Find and copy lines holding "else".

## BEGIN AVAILABLE DATA

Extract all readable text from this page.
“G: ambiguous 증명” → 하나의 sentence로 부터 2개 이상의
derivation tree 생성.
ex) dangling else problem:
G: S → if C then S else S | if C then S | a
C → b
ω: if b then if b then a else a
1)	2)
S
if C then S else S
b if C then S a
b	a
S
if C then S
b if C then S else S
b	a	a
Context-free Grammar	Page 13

## END AVAILABLE DATA
## BEGIN AVAILABLE DATA

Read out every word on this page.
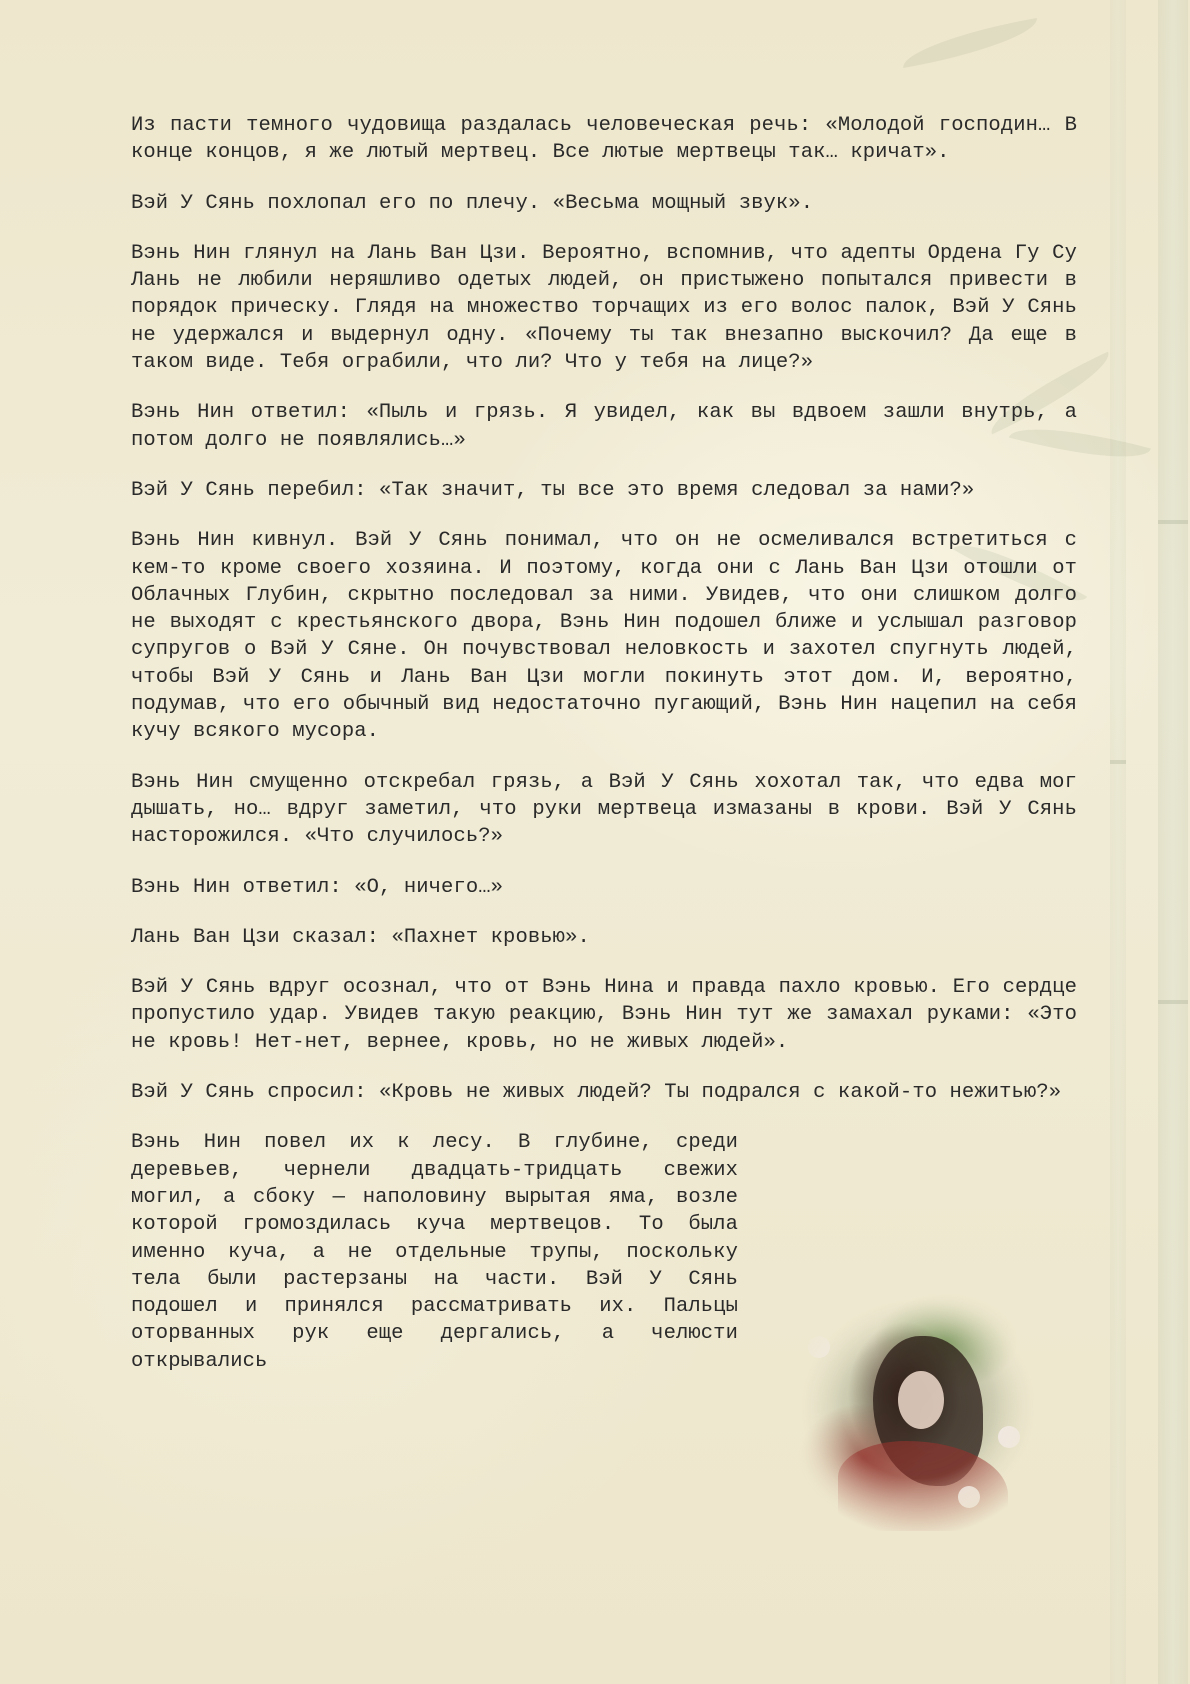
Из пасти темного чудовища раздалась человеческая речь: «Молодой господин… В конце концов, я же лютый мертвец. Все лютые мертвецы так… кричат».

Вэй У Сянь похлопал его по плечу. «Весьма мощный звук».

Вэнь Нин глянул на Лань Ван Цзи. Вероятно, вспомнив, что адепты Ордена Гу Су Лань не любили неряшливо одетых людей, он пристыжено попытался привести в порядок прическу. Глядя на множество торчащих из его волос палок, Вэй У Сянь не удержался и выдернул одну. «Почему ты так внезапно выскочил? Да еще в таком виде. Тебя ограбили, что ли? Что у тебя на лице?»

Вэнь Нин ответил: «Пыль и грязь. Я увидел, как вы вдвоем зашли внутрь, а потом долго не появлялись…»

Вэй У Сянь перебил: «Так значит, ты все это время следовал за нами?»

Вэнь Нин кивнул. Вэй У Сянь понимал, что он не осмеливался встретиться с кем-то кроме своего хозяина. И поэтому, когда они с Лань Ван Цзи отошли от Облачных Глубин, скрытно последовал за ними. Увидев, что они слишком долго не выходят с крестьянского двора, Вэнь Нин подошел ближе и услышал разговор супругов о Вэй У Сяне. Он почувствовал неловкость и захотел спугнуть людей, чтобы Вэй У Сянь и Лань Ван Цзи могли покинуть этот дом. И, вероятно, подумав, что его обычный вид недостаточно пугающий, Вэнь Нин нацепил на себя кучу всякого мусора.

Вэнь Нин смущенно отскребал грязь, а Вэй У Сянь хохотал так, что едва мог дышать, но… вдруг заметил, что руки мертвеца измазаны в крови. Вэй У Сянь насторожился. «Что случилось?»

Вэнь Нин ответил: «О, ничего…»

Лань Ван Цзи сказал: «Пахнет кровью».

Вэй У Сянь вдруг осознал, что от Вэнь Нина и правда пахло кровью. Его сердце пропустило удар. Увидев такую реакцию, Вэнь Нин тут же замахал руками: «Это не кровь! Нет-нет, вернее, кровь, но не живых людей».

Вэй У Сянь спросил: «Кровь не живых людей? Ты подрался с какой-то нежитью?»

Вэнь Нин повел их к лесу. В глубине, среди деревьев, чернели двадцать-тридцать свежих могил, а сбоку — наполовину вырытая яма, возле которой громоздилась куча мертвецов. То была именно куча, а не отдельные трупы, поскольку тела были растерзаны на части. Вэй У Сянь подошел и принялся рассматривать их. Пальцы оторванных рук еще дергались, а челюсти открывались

## END AVAILABLE DATA
## BEGIN AVAILABLE DATA

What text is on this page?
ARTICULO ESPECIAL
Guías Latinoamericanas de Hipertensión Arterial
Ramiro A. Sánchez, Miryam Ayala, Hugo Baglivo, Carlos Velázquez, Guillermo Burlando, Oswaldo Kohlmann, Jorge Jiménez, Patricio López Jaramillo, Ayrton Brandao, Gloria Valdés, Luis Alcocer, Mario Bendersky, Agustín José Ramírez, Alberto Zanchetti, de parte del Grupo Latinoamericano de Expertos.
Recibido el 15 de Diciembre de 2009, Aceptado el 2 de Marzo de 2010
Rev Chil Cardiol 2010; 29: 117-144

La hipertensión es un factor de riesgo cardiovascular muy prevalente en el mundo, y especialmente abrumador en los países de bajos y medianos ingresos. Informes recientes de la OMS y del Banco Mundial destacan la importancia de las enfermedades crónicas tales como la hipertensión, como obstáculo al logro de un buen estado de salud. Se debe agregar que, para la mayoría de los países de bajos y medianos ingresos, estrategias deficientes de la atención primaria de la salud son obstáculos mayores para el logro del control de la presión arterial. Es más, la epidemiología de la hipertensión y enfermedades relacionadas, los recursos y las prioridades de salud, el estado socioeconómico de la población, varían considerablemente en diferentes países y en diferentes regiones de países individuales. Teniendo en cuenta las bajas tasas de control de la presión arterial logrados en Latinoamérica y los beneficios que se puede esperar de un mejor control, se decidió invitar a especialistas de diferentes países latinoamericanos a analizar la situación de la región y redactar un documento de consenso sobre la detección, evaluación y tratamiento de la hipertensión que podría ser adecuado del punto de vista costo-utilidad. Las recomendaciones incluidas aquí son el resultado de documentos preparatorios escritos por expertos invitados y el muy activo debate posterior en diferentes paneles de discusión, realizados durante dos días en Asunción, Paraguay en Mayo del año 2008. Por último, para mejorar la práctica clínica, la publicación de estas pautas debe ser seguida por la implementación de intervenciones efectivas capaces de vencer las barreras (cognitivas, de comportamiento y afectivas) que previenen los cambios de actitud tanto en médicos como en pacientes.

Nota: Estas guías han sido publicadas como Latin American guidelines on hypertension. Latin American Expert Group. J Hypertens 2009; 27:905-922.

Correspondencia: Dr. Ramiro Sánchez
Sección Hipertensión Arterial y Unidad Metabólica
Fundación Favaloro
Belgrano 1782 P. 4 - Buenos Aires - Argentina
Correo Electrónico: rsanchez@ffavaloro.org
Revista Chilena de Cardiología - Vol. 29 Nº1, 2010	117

## END AVAILABLE DATA

(RESULT)
ex) dangling else problem:
G: S → if C then S else S | if C then S | a
ω: if b then if b then a else a
if C then S else S
b if C then S else S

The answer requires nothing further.